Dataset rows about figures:
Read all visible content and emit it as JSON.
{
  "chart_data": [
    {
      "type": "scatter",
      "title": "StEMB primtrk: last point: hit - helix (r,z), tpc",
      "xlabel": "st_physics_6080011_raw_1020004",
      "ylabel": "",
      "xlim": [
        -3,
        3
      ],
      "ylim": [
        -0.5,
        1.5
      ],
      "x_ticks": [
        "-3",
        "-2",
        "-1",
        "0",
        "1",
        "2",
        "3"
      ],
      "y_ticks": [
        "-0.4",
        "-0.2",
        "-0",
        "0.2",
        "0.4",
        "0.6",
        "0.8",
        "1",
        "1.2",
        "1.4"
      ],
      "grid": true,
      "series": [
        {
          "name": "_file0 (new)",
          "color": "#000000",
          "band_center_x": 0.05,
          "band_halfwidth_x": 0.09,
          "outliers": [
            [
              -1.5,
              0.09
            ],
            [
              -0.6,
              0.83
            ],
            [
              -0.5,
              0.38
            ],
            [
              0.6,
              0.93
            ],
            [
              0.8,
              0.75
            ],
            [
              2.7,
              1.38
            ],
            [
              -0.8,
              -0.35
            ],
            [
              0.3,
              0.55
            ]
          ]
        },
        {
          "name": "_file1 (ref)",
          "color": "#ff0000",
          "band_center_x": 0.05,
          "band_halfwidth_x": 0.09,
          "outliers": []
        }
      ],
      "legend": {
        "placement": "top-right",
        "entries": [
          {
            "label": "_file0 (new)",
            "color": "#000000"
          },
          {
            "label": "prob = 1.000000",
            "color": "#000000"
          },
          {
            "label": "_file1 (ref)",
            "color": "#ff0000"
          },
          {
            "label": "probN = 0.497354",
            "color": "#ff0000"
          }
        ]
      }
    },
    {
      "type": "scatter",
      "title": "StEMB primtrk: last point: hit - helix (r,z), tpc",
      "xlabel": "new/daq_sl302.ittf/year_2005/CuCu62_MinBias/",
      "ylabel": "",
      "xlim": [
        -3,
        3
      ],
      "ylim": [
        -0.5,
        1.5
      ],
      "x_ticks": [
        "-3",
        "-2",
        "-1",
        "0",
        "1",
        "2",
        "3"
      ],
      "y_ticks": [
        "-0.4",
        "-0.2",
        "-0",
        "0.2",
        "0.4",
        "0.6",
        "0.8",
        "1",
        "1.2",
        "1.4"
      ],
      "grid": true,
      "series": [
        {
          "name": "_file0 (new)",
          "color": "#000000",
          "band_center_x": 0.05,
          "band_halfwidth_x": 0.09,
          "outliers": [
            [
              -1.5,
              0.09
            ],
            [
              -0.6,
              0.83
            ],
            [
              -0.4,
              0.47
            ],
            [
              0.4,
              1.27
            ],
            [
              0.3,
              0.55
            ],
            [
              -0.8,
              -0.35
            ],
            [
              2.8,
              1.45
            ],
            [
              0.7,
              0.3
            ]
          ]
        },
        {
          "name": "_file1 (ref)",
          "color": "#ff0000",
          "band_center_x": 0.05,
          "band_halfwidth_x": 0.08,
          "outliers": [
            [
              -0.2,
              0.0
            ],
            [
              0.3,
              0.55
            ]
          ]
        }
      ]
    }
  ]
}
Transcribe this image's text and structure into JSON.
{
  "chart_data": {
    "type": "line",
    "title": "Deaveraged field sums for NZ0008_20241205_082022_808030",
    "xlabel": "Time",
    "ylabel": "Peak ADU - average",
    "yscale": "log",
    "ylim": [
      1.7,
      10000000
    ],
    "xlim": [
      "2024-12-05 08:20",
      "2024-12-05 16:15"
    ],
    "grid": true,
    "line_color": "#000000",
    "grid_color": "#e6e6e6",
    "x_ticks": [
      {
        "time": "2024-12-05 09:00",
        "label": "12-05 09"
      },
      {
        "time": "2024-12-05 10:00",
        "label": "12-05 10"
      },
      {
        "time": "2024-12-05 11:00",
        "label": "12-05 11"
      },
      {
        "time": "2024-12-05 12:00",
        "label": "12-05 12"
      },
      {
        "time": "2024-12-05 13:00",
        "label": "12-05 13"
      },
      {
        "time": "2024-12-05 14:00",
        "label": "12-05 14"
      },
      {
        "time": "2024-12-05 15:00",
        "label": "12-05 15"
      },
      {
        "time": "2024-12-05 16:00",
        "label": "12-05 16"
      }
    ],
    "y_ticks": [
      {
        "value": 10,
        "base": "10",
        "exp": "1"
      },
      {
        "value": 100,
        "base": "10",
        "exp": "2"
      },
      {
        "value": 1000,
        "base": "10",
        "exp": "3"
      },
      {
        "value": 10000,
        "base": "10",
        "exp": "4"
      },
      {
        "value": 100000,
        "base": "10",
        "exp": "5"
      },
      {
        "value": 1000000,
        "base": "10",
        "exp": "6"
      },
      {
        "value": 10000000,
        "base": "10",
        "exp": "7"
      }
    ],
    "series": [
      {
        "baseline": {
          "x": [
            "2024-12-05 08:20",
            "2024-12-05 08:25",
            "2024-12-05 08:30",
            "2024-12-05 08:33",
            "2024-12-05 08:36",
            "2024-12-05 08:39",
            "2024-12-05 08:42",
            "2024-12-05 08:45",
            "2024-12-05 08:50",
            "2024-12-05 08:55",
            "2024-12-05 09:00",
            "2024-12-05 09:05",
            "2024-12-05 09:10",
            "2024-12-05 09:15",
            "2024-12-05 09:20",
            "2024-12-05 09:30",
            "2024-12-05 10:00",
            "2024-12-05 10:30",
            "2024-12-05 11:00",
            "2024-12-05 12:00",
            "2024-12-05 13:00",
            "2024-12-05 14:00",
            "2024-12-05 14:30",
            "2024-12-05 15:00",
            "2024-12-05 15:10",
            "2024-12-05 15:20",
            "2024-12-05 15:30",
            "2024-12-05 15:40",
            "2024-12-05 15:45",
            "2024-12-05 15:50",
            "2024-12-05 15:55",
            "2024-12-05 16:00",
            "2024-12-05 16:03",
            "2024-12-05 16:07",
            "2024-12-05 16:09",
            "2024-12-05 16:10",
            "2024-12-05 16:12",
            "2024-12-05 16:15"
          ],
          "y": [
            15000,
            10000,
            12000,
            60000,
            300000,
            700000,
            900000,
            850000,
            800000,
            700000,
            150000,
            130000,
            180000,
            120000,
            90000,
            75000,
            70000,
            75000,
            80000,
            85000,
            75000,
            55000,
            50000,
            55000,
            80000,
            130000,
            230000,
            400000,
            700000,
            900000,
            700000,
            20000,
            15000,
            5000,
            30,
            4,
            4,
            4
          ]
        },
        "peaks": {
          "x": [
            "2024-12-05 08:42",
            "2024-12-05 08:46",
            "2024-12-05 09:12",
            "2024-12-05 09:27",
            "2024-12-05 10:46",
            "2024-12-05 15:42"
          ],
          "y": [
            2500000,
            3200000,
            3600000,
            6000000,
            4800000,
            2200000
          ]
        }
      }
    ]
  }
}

WRITTEN INSTRUCTION -> From the records above, how many lines include the word "xlabel"? Only the number is wanted.

SOLUTION FOR THIS PROBLEM -> 3